__Written instruction__
Lines containing the word "name" are to be located and copied.

__Task input__
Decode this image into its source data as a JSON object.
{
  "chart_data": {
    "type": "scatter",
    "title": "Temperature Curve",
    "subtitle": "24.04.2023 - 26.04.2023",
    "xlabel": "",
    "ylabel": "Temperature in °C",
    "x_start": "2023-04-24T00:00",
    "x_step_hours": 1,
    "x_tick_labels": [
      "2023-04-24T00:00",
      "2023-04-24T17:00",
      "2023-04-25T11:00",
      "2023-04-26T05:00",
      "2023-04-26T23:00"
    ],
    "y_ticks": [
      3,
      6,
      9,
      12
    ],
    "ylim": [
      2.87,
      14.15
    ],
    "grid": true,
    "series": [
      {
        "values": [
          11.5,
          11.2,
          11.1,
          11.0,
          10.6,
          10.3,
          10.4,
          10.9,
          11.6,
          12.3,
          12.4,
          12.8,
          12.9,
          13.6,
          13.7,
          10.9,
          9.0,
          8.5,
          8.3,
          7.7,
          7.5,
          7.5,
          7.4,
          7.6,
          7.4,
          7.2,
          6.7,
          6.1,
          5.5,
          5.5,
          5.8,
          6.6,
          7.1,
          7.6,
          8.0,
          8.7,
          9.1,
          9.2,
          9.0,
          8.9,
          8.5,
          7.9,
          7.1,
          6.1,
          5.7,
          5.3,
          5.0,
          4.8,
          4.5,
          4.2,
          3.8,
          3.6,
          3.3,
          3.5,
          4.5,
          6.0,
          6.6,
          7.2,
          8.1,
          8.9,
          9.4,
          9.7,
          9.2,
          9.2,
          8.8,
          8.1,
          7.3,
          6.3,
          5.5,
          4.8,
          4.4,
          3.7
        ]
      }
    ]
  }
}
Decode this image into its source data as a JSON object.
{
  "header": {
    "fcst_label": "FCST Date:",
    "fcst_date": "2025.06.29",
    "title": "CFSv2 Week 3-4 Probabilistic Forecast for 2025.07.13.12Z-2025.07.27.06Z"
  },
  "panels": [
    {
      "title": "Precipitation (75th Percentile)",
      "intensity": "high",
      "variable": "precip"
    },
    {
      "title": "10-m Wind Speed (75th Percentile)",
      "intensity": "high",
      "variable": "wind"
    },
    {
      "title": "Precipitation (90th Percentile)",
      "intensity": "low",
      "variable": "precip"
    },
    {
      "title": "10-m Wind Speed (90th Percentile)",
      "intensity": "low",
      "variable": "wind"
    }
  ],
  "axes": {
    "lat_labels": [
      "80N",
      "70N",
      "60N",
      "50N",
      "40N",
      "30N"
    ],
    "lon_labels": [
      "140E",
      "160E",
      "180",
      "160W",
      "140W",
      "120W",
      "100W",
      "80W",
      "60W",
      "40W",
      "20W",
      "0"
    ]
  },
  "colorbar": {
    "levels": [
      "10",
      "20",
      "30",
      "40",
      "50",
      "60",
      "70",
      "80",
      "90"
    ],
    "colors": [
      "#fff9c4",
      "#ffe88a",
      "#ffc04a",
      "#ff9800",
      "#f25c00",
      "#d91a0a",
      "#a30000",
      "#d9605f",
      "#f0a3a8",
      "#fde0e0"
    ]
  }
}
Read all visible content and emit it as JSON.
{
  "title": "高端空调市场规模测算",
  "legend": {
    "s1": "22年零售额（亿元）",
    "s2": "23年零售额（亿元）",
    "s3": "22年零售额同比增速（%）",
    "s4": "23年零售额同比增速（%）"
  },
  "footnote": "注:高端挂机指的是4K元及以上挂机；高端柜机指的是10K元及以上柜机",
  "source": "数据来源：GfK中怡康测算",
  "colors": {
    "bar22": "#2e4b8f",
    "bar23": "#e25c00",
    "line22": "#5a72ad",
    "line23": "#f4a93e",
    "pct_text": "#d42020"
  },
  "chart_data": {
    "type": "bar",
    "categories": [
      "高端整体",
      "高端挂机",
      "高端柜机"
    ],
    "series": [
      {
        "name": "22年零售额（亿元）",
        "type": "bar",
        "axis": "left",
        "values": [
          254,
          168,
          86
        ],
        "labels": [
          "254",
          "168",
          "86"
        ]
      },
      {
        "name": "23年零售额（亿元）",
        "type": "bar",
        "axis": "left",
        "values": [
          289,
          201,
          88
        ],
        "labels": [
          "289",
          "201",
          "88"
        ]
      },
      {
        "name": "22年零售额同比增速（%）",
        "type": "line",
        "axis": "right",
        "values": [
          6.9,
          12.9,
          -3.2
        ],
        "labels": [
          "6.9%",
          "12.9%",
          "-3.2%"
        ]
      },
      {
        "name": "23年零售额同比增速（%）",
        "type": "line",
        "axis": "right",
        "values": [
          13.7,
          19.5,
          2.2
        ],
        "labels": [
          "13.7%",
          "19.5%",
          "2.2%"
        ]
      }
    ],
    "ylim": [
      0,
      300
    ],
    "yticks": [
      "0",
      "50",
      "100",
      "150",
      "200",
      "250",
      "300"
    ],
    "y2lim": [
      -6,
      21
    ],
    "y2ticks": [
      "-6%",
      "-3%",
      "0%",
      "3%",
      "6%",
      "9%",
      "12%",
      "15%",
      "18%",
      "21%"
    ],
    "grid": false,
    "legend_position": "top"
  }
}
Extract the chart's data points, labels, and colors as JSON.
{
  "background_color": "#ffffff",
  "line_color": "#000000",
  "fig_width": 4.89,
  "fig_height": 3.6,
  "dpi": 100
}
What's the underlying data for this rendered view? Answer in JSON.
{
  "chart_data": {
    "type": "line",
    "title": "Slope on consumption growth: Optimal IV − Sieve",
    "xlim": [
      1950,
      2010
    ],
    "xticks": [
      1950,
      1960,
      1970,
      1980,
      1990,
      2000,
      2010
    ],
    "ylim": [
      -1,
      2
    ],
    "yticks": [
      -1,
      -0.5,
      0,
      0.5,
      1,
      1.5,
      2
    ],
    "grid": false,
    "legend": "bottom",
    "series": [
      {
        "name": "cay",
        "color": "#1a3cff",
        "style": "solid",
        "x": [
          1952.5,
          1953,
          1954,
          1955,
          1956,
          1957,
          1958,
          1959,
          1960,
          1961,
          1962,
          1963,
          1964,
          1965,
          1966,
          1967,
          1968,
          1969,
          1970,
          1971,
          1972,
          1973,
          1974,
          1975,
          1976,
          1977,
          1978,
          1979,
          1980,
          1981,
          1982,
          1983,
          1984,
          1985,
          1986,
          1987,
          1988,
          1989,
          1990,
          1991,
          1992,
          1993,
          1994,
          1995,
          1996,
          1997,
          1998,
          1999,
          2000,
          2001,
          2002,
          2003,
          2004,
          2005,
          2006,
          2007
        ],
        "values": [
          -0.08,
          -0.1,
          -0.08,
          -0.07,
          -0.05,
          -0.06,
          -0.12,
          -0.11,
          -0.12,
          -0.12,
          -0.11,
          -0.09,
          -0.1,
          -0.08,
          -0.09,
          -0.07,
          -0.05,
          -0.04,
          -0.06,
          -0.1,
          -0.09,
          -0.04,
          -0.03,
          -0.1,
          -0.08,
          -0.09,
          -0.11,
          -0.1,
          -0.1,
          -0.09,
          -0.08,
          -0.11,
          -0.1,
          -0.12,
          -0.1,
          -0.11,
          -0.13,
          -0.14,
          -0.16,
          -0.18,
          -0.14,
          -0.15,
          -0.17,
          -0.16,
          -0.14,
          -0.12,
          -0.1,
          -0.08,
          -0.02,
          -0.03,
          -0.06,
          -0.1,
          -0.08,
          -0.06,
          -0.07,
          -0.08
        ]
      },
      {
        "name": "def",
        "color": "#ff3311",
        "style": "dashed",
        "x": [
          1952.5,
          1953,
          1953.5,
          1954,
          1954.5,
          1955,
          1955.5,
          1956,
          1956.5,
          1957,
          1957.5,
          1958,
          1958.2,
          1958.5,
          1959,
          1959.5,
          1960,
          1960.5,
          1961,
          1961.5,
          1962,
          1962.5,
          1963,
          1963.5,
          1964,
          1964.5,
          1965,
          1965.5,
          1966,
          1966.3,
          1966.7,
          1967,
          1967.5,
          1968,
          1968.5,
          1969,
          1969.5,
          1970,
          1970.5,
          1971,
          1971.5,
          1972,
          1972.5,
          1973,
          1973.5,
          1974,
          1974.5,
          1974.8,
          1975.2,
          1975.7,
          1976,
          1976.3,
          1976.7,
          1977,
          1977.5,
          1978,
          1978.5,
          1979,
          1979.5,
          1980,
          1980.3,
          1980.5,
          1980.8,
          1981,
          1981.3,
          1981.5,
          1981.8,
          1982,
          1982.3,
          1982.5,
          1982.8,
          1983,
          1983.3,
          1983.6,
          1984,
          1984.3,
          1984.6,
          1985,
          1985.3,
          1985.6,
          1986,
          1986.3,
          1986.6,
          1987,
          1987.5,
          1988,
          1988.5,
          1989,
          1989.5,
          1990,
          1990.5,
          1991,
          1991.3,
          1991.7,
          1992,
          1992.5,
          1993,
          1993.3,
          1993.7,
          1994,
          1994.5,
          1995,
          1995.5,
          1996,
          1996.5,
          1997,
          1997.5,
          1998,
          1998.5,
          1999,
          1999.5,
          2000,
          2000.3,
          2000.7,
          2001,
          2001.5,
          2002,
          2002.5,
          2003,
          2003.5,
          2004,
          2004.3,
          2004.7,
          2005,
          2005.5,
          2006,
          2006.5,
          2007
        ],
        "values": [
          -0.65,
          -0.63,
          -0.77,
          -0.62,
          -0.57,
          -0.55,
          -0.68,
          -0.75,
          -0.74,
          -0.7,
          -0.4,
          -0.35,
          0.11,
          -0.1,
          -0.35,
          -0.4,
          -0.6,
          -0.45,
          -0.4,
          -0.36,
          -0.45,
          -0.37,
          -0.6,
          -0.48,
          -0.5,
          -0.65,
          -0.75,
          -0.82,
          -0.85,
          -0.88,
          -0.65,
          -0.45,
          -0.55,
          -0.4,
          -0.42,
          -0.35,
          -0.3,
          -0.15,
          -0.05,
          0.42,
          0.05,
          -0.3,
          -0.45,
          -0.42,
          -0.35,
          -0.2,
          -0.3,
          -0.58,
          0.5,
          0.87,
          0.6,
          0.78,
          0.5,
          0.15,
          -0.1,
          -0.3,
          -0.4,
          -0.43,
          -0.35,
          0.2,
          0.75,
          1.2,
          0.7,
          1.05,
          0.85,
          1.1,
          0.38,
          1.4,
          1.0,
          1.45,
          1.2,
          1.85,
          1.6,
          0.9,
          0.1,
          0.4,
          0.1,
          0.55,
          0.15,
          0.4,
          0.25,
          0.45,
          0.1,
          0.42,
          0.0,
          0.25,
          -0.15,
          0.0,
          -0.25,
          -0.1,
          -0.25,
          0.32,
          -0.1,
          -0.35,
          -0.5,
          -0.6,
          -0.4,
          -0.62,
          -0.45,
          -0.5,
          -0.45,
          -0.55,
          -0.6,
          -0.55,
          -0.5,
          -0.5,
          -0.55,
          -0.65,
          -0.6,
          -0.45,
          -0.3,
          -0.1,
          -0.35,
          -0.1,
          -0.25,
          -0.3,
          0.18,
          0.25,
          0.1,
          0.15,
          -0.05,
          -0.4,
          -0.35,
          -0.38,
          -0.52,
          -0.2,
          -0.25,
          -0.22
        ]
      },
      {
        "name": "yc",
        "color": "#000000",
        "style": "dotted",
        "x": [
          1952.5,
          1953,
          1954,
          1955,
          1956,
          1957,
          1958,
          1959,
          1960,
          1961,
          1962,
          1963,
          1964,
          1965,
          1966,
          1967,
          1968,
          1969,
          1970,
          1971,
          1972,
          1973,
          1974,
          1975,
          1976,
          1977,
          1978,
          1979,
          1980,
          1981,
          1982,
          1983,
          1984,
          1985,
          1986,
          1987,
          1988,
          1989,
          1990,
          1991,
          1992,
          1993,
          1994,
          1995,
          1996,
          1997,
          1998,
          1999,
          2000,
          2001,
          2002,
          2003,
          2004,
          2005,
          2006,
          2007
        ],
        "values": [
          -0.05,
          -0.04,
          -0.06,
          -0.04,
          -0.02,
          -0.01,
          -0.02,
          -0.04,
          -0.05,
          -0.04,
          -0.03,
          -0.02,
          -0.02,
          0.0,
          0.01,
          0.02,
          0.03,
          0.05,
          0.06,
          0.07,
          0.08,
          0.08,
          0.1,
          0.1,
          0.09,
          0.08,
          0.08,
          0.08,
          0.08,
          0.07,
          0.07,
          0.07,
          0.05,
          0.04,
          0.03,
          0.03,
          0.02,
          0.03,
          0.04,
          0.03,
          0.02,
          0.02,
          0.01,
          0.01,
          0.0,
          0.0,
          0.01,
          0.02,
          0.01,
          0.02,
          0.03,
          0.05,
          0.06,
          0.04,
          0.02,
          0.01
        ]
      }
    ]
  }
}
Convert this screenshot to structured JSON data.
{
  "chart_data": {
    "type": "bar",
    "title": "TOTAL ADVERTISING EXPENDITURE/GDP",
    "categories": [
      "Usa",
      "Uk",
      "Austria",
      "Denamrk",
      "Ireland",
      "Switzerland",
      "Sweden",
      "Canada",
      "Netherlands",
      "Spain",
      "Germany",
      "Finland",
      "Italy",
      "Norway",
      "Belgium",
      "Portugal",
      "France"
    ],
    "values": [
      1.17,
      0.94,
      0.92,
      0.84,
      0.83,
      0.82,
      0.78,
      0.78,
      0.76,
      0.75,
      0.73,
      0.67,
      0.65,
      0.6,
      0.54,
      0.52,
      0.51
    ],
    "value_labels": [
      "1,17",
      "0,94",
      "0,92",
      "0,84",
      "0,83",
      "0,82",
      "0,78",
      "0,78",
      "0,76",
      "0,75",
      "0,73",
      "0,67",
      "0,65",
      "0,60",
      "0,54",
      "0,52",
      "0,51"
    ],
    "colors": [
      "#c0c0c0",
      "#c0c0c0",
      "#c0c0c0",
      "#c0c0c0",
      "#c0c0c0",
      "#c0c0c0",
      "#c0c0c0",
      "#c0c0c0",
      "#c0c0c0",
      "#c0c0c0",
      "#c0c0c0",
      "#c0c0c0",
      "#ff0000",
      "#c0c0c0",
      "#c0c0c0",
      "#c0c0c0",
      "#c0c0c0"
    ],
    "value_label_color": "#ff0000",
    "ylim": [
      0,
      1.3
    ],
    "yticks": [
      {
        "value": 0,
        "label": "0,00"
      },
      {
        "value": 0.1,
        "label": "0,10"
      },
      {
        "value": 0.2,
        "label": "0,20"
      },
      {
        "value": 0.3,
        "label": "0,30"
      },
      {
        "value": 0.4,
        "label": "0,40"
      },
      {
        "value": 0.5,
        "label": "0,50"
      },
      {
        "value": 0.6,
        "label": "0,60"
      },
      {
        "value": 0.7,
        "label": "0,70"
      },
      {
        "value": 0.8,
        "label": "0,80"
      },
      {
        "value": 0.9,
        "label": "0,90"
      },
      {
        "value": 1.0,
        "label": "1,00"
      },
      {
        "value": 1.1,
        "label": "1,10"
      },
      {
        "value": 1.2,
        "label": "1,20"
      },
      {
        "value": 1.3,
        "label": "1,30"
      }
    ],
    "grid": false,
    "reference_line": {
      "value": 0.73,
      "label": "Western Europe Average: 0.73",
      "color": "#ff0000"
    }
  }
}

__Exercise response__
        "name": "22年零售额（亿元）",
        "name": "23年零售额（亿元）",
        "name": "22年零售额同比增速（%）",
        "name": "23年零售额同比增速（%）",
        "name": "cay",
        "name": "def",
        "name": "yc",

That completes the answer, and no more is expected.